Given information —
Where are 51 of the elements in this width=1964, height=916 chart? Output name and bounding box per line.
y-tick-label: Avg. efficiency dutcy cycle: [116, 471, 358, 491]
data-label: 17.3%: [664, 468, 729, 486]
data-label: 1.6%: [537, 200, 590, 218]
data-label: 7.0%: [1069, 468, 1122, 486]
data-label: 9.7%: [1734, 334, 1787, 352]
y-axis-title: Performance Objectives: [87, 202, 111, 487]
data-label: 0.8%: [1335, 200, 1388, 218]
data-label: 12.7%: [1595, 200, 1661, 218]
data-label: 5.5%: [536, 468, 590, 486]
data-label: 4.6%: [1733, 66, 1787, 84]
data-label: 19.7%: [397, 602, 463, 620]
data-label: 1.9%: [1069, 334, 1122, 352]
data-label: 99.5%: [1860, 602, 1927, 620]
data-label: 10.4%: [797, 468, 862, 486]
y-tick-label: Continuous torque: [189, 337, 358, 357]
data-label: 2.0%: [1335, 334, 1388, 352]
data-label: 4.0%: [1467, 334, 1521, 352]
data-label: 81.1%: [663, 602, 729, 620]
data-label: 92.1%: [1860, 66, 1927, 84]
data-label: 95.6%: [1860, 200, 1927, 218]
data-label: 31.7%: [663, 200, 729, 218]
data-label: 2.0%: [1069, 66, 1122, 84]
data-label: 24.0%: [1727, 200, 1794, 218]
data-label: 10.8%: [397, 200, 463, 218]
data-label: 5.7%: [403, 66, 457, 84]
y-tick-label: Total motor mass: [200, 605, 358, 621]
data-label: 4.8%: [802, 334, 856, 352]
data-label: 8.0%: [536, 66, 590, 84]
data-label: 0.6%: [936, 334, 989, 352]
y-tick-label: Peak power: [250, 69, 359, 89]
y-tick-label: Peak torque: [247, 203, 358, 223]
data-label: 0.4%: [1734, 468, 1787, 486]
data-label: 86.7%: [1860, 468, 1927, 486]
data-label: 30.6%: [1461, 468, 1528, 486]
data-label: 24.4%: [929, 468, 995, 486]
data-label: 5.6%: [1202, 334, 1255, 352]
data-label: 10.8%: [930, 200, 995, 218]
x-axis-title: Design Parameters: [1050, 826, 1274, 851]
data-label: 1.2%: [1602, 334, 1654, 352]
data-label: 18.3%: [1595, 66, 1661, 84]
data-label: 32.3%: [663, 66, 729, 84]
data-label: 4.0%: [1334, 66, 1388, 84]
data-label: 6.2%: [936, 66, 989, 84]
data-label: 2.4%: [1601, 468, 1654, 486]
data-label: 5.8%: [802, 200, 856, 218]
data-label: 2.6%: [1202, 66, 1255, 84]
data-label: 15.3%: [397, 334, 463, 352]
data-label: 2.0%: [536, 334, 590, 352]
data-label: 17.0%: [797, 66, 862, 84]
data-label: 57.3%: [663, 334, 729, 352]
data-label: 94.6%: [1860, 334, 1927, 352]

Work to do —
Return the lines running from the start of the entries through the line holding "data-label: 92.1%: [1860, 66, 1927, 84]", inclusive, reproducing each one verbatim.

The completed task —
Where are 51 of the elements in this width=1964, height=916 chart? Output name and bounding box per line.
y-tick-label: Avg. efficiency dutcy cycle: [116, 471, 358, 491]
data-label: 17.3%: [664, 468, 729, 486]
data-label: 1.6%: [537, 200, 590, 218]
data-label: 7.0%: [1069, 468, 1122, 486]
data-label: 9.7%: [1734, 334, 1787, 352]
y-axis-title: Performance Objectives: [87, 202, 111, 487]
data-label: 0.8%: [1335, 200, 1388, 218]
data-label: 12.7%: [1595, 200, 1661, 218]
data-label: 5.5%: [536, 468, 590, 486]
data-label: 4.6%: [1733, 66, 1787, 84]
data-label: 19.7%: [397, 602, 463, 620]
data-label: 1.9%: [1069, 334, 1122, 352]
data-label: 99.5%: [1860, 602, 1927, 620]
data-label: 10.4%: [797, 468, 862, 486]
y-tick-label: Continuous torque: [189, 337, 358, 357]
data-label: 2.0%: [1335, 334, 1388, 352]
data-label: 4.0%: [1467, 334, 1521, 352]
data-label: 81.1%: [663, 602, 729, 620]
data-label: 92.1%: [1860, 66, 1927, 84]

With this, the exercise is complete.